→ Given problem 1
According to the MySQL data source guide, which MRS versions does this section apply to?
→ Given problem 2
From the MySQL data source guide, quote the stretch from "You can interconnect" through "HetuEngine Permission Role.".
→ Given problem 3
Continue the guide on adding a MySQL data source to HetuEngine from the point where it stops.

Start Source

Adding a MySQL Data Source

This section applies to MRS 3.3.0 or later.

You can interconnect HetuEngine with MySQL data sources to access and query MySQL data. This section describes how to add a MySQL JDBC data source on HSConsole.

Prerequisites for Adding a MySQL Data Source

The data source and the HetuEngine cluster nodes can communicate with each other.
If Kerberos authentication is enabled for the cluster (the cluster is in security mode), create a HetuEngine administrator user. If Kerberos authentication is disabled for the cluster (the cluster is in normal mode), create a HetuEngine service user, and assign the HDFS administrator permission to the user. That is, the user is added to both the hadoop and hadoopmanager user groups. For details about how to create a user, see Creating a HetuEngine Permission Role.

End Source
Start Records shown

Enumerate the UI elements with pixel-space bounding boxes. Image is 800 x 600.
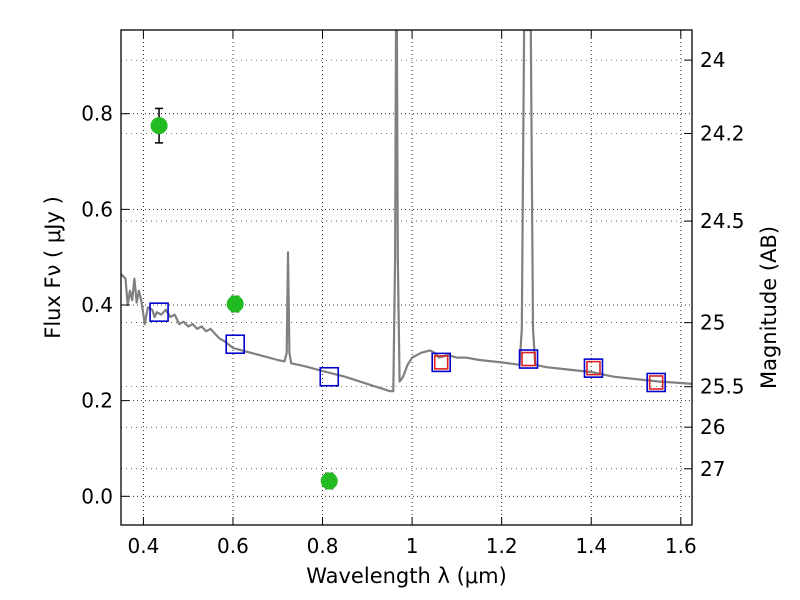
observed-flux-point	[226, 295, 244, 313]
y-axis-label: Flux Fν ( μJy )	[41, 196, 65, 339]
y-tick-label: 0.2	[81, 389, 113, 413]
observed-flux-point	[320, 472, 338, 490]
y-tick-label: 0.6	[81, 197, 113, 221]
flux-marker	[150, 117, 168, 135]
model-spectrum-layer	[121, 30, 692, 393]
fit-band-square	[648, 375, 664, 390]
observed-flux-point	[150, 107, 168, 144]
x-tick-label: 0.4	[127, 534, 159, 558]
y2-tick-label: 27	[700, 457, 725, 481]
x-tick-label: 0.6	[217, 534, 249, 558]
y-tick-label: 0.4	[81, 293, 113, 317]
fit-band-square	[586, 360, 601, 376]
y2-axis-label: Magnitude (AB)	[757, 226, 781, 389]
model-band-square	[583, 358, 604, 378]
grid	[121, 30, 692, 525]
x-tick-label: 1.4	[575, 534, 607, 558]
y2-tick-label: 25	[700, 311, 725, 335]
model-band-square	[646, 372, 666, 393]
x-tick-label: 1	[406, 534, 419, 558]
fit-band-square	[521, 351, 536, 367]
y2-tick-label: 26	[700, 415, 725, 439]
y2-tick-label: 24	[700, 48, 725, 72]
y-tick-label: 0.0	[81, 484, 113, 508]
flux-marker	[226, 295, 244, 313]
x-axis-label: Wavelength λ (μm)	[306, 564, 507, 588]
model-band-square	[319, 366, 340, 387]
photometry-layer	[149, 107, 666, 490]
y-tick-labels: 0.0 0.2 0.4 0.6 0.8	[81, 102, 113, 509]
axis-ticks	[121, 30, 692, 525]
y2-tick-label: 25.5	[700, 375, 745, 399]
fit-band-square	[433, 355, 449, 370]
flux-marker	[320, 472, 338, 490]
model-band-square	[149, 302, 169, 322]
y2-tick-label: 24.5	[700, 209, 745, 233]
model-band-square	[225, 334, 245, 355]
y2-tick-label: 24.2	[700, 122, 745, 146]
x-tick-label: 1.6	[665, 534, 697, 558]
model-spectrum-line	[121, 30, 692, 393]
plot-frame	[120, 29, 693, 526]
model-band-square	[518, 349, 539, 369]
x-tick-labels: 0.4 0.6 0.8 1 1.2 1.4 1.6	[127, 534, 696, 558]
y2-tick-labels: 24 24.2 24.5 25 25.5 26 27	[700, 48, 745, 481]
model-band-square	[431, 352, 452, 373]
y-tick-label: 0.8	[81, 102, 113, 126]
x-tick-label: 1.2	[486, 534, 518, 558]
x-tick-label: 0.8	[307, 534, 339, 558]
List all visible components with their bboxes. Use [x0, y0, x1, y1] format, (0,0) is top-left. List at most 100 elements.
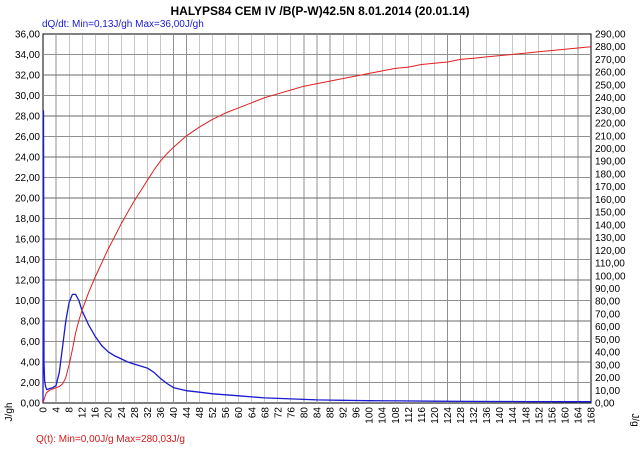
x-tick-label: 120 [430, 407, 441, 424]
y-right-tick-label: 260,00 [595, 68, 626, 79]
y-left-tick-label: 16,00 [15, 235, 40, 246]
y-left-tick-label: 20,00 [15, 194, 40, 205]
x-tick-label: 72 [273, 407, 284, 419]
y-right-tick-label: 240,00 [595, 93, 626, 104]
x-tick-label: 28 [130, 407, 141, 419]
grid [43, 34, 591, 403]
y-right-tick-label: 220,00 [595, 119, 626, 130]
x-tick-label: 8 [65, 407, 76, 413]
y-left-tick-label: 14,00 [15, 255, 40, 266]
y-left-tick-label: 4,00 [21, 358, 41, 369]
y-right-tick-label: 210,00 [595, 131, 626, 142]
tick-labels: 0 4 8 12 16 20 24 28 32 36 40 44 48 52 56 60 64 68 72 76 80 8… [15, 30, 626, 424]
y-right-tick-label: 270,00 [595, 55, 626, 66]
y-right-tick-label: 200,00 [595, 144, 626, 155]
y-left-tick-label: 30,00 [15, 91, 40, 102]
x-tick-label: 36 [156, 407, 167, 419]
y-right-tick-label: 230,00 [595, 106, 626, 117]
right-axis-unit: J/g [629, 413, 640, 426]
x-tick-label: 4 [52, 407, 63, 413]
y-right-tick-label: 70,00 [595, 309, 620, 320]
y-left-tick-label: 36,00 [15, 30, 40, 41]
x-tick-label: 40 [169, 407, 180, 419]
y-right-tick-label: 250,00 [595, 80, 626, 91]
x-tick-label: 156 [547, 407, 558, 424]
x-tick-label: 104 [378, 407, 389, 424]
x-tick-label: 52 [208, 407, 219, 419]
chart-title: HALYPS84 CEM IV /B(P-W)42.5N 8.01.2014 (… [170, 4, 469, 18]
left-axis-unit: J/gh [4, 403, 15, 422]
y-right-tick-label: 110,00 [595, 259, 625, 270]
x-tick-label: 76 [286, 407, 297, 419]
y-right-tick-label: 150,00 [595, 208, 626, 219]
x-tick-label: 140 [495, 407, 506, 424]
y-right-tick-label: 160,00 [595, 195, 626, 206]
x-tick-label: 96 [352, 407, 363, 419]
x-tick-label: 60 [234, 407, 245, 419]
y-right-tick-label: 20,00 [595, 373, 620, 384]
y-left-tick-label: 22,00 [15, 173, 40, 184]
y-left-tick-label: 6,00 [21, 337, 41, 348]
y-left-tick-label: 0,00 [21, 399, 41, 410]
series-layer [42, 46, 592, 404]
y-right-tick-label: 180,00 [595, 169, 626, 180]
y-right-tick-label: 170,00 [595, 182, 626, 193]
x-tick-label: 116 [417, 407, 428, 423]
y-left-tick-label: 28,00 [15, 112, 40, 123]
x-tick-label: 108 [391, 407, 402, 424]
y-right-tick-label: 280,00 [595, 42, 626, 53]
x-tick-label: 136 [482, 407, 493, 424]
y-right-tick-label: 80,00 [595, 297, 620, 308]
cumulative-heat-line [42, 46, 592, 404]
x-tick-label: 48 [195, 407, 206, 419]
y-right-tick-label: 60,00 [595, 322, 620, 333]
x-tick-label: 160 [560, 407, 571, 424]
x-tick-label: 20 [104, 407, 115, 419]
y-right-tick-label: 30,00 [595, 360, 620, 371]
y-right-tick-label: 290,00 [595, 30, 626, 41]
x-tick-label: 16 [91, 407, 102, 419]
y-right-tick-label: 120,00 [595, 246, 626, 257]
heat-flow-stats: dQ/dt: Min=0,13J/gh Max=36,00J/gh [42, 19, 204, 30]
x-tick-label: 88 [326, 407, 337, 419]
y-right-tick-label: 100,00 [595, 271, 626, 282]
x-tick-label: 56 [221, 407, 232, 419]
x-tick-label: 24 [117, 407, 128, 419]
cumulative-heat-stats: Q(t): Min=0,00J/g Max=280,03J/g [36, 434, 185, 445]
y-right-tick-label: 130,00 [595, 233, 626, 244]
x-tick-label: 152 [534, 407, 545, 424]
x-tick-label: 132 [469, 407, 480, 424]
y-left-tick-label: 8,00 [21, 317, 41, 328]
x-tick-label: 68 [260, 407, 271, 419]
x-tick-label: 164 [573, 407, 584, 424]
y-right-tick-label: 10,00 [595, 386, 620, 397]
y-right-tick-label: 140,00 [595, 220, 626, 231]
x-tick-label: 148 [521, 407, 532, 424]
y-left-tick-label: 12,00 [15, 276, 40, 287]
heat-flow-line [42, 110, 591, 404]
y-right-tick-label: 190,00 [595, 157, 626, 168]
y-left-tick-label: 10,00 [15, 296, 40, 307]
x-tick-label: 0 [39, 407, 50, 413]
y-left-tick-label: 32,00 [15, 71, 40, 82]
y-right-tick-label: 0,00 [595, 399, 615, 410]
x-tick-label: 112 [404, 407, 415, 423]
x-tick-label: 128 [456, 407, 467, 424]
x-tick-label: 64 [247, 407, 258, 419]
x-tick-label: 100 [365, 407, 376, 424]
y-right-tick-label: 40,00 [595, 348, 620, 359]
x-tick-label: 44 [182, 407, 193, 419]
x-tick-label: 124 [443, 407, 454, 424]
x-tick-label: 144 [508, 407, 519, 424]
x-tick-label: 92 [339, 407, 350, 419]
y-left-tick-label: 18,00 [15, 214, 40, 225]
x-tick-label: 12 [78, 407, 89, 419]
y-right-tick-label: 90,00 [595, 284, 620, 295]
y-left-tick-label: 26,00 [15, 132, 40, 143]
x-tick-label: 84 [313, 407, 324, 419]
y-left-tick-label: 2,00 [21, 378, 41, 389]
y-left-tick-label: 24,00 [15, 153, 40, 164]
x-tick-label: 168 [587, 407, 598, 424]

End Records shown

→ Task response 1
MRS 3.3.0 or later.

→ Task response 2
You can interconnect HetuEngine with MySQL data sources to access and query MySQL data. This section describes how to add a MySQL JDBC data source on HSConsole.

Prerequisites for Adding a MySQL Data Source

The data source and the HetuEngine cluster nodes can communicate with each other.
If Kerberos authentication is enabled for the cluster (the cluster is in security mode), create a HetuEngine administrator user. If Kerberos authentication is disabled for the cluster (the cluster is in normal mode), create a HetuEngine service user, and assign the HDFS administrator permission to the user. That is, the user is added to both the hadoop and hadoopmanager user groups. For details about how to create a user, see Creating a HetuEngine Permission Role.

→ Task response 3
A HetuEngine compute instance has been created. For details, see Creating a HetuEngine Compute Instance.
You have obtained the IP address, port number, username, and password for logging in to the MySQL database.

Constraints on Interconnection Between HetuEngine and MySQL Data Sources

HetuEngine supports interconnecting with MySQL using the following SQL syntaxes: SHOW CATALOGS, SCHEMAS, TABLES, COLUMNS, DESCRIBE, USE, and SELECT TABLE/VIEW.
The schema and table names of MySQL data sources supported by HetuEngine are case insensitive.
Predicate pushups or pushdowns are not allowed on columns of text types such as CHAR or VARCHAR.
For example, if name is a column of the VARCHAR type, the predicates of the following two queries cannot be pushed down.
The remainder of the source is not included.